__What this task involves__
Go through the entries below and print each one exactly, leaving out pictures.

__Data listing__
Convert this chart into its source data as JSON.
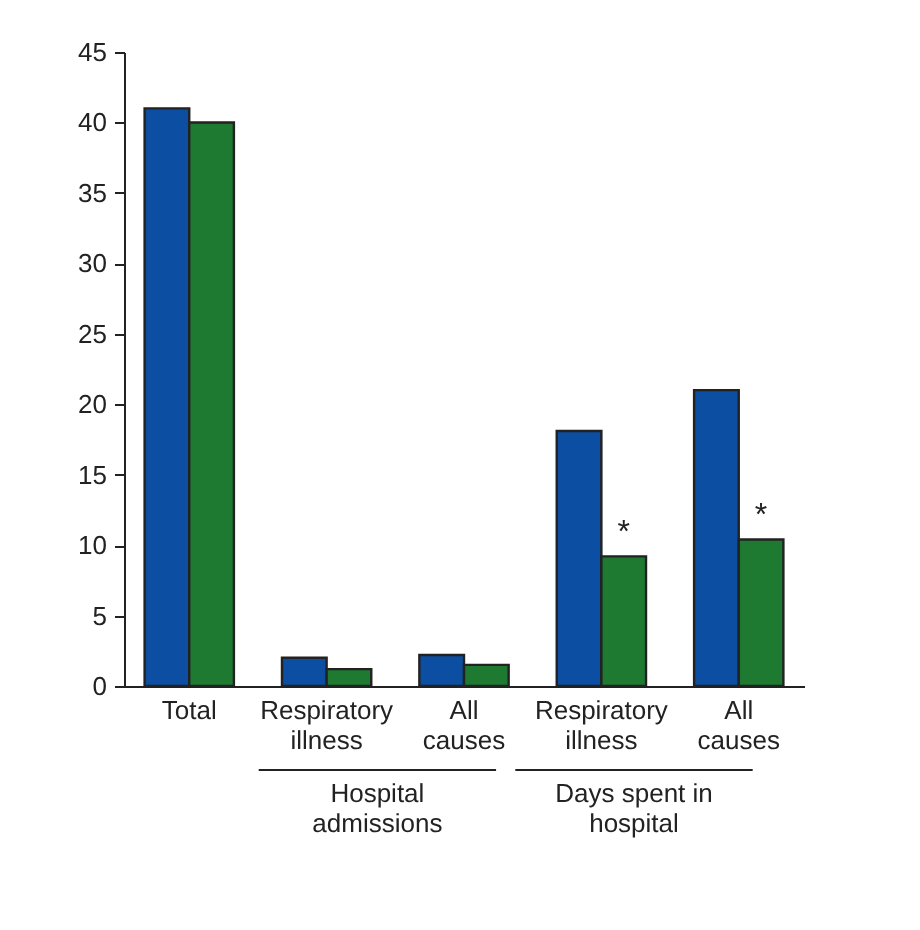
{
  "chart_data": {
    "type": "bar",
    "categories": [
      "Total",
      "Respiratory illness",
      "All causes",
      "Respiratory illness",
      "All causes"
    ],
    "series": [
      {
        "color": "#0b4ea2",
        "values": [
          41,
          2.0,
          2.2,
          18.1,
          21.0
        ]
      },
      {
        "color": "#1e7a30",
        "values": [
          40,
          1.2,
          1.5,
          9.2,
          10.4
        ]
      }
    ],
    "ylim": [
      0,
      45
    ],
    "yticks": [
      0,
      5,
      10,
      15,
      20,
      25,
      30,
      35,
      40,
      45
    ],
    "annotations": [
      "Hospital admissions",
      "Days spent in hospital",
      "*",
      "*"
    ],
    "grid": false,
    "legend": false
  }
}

__Exercise solution__
Convert this chart into its source data as JSON.
{
  "chart_data": {
    "type": "bar",
    "categories": [
      "Total",
      "Respiratory illness",
      "All causes",
      "Respiratory illness",
      "All causes"
    ],
    "series": [
      {
        "color": "#0b4ea2",
        "values": [
          41,
          2.0,
          2.2,
          18.1,
          21.0
        ]
      },
      {
        "color": "#1e7a30",
        "values": [
          40,
          1.2,
          1.5,
          9.2,
          10.4
        ]
      }
    ],
    "ylim": [
      0,
      45
    ],
    "yticks": [
      0,
      5,
      10,
      15,
      20,
      25,
      30,
      35,
      40,
      45
    ],
    "annotations": [
      "Hospital admissions",
      "Days spent in hospital",
      "*",
      "*"
    ],
    "grid": false,
    "legend": false
  }
}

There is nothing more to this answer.